>> Start Exercise materials
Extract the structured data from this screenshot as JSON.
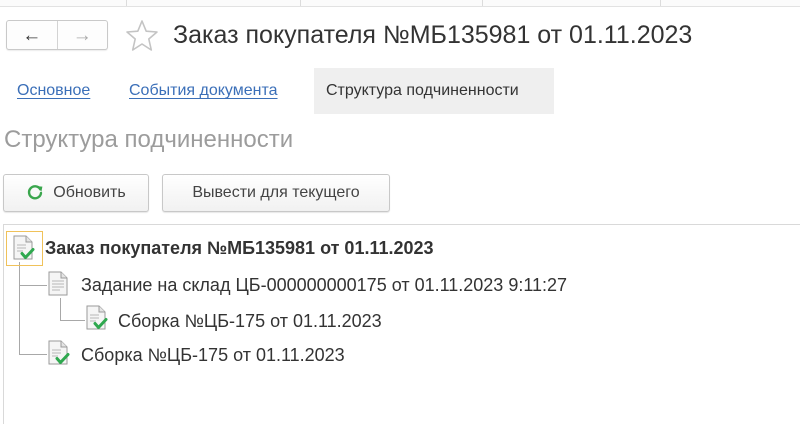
{
  "header": {
    "back_icon": "arrow-left-icon",
    "forward_icon": "arrow-right-icon",
    "favorite_icon": "star-outline-icon",
    "title": "Заказ покупателя №МБ135981 от 01.11.2023"
  },
  "tabs": [
    {
      "label": "Основное",
      "state": "link"
    },
    {
      "label": "События документа",
      "state": "link"
    },
    {
      "label": "Структура подчиненности",
      "state": "active"
    }
  ],
  "section_title": "Структура подчиненности",
  "toolbar": {
    "refresh_label": "Обновить",
    "refresh_icon": "refresh-icon",
    "show_current_label": "Вывести для текущего"
  },
  "tree": {
    "nodes": [
      {
        "label": "Заказ покупателя №МБ135981 от 01.11.2023",
        "icon": "document-posted-icon",
        "level": 0,
        "current": true
      },
      {
        "label": "Задание на склад ЦБ-000000000175 от 01.11.2023 9:11:27",
        "icon": "document-icon",
        "level": 1,
        "current": false
      },
      {
        "label": "Сборка №ЦБ-175 от 01.11.2023",
        "icon": "document-posted-icon",
        "level": 2,
        "current": false
      },
      {
        "label": "Сборка №ЦБ-175 от 01.11.2023",
        "icon": "document-posted-icon",
        "level": 1,
        "current": false
      }
    ]
  },
  "colors": {
    "link": "#3b6fb8",
    "active_tab_bg": "#efefef",
    "section_title": "#9c9c9c",
    "posted_check": "#2fa84f",
    "focus_frame": "#f0c25a",
    "refresh_icon": "#3aa64d"
  }
}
>> End Exercise materials
Copy the data character for character, but drop all pictures from the copy.

Extract the structured data from this screenshot as JSON.
{
  "header": {
    "back_icon": "arrow-left-icon",
    "forward_icon": "arrow-right-icon",
    "favorite_icon": "star-outline-icon",
    "title": "Заказ покупателя №МБ135981 от 01.11.2023"
  },
  "tabs": [
    {
      "label": "Основное",
      "state": "link"
    },
    {
      "label": "События документа",
      "state": "link"
    },
    {
      "label": "Структура подчиненности",
      "state": "active"
    }
  ],
  "section_title": "Структура подчиненности",
  "toolbar": {
    "refresh_label": "Обновить",
    "refresh_icon": "refresh-icon",
    "show_current_label": "Вывести для текущего"
  },
  "tree": {
    "nodes": [
      {
        "label": "Заказ покупателя №МБ135981 от 01.11.2023",
        "icon": "document-posted-icon",
        "level": 0,
        "current": true
      },
      {
        "label": "Задание на склад ЦБ-000000000175 от 01.11.2023 9:11:27",
        "icon": "document-icon",
        "level": 1,
        "current": false
      },
      {
        "label": "Сборка №ЦБ-175 от 01.11.2023",
        "icon": "document-posted-icon",
        "level": 2,
        "current": false
      },
      {
        "label": "Сборка №ЦБ-175 от 01.11.2023",
        "icon": "document-posted-icon",
        "level": 1,
        "current": false
      }
    ]
  },
  "colors": {
    "link": "#3b6fb8",
    "active_tab_bg": "#efefef",
    "section_title": "#9c9c9c",
    "posted_check": "#2fa84f",
    "focus_frame": "#f0c25a",
    "refresh_icon": "#3aa64d"
  }
}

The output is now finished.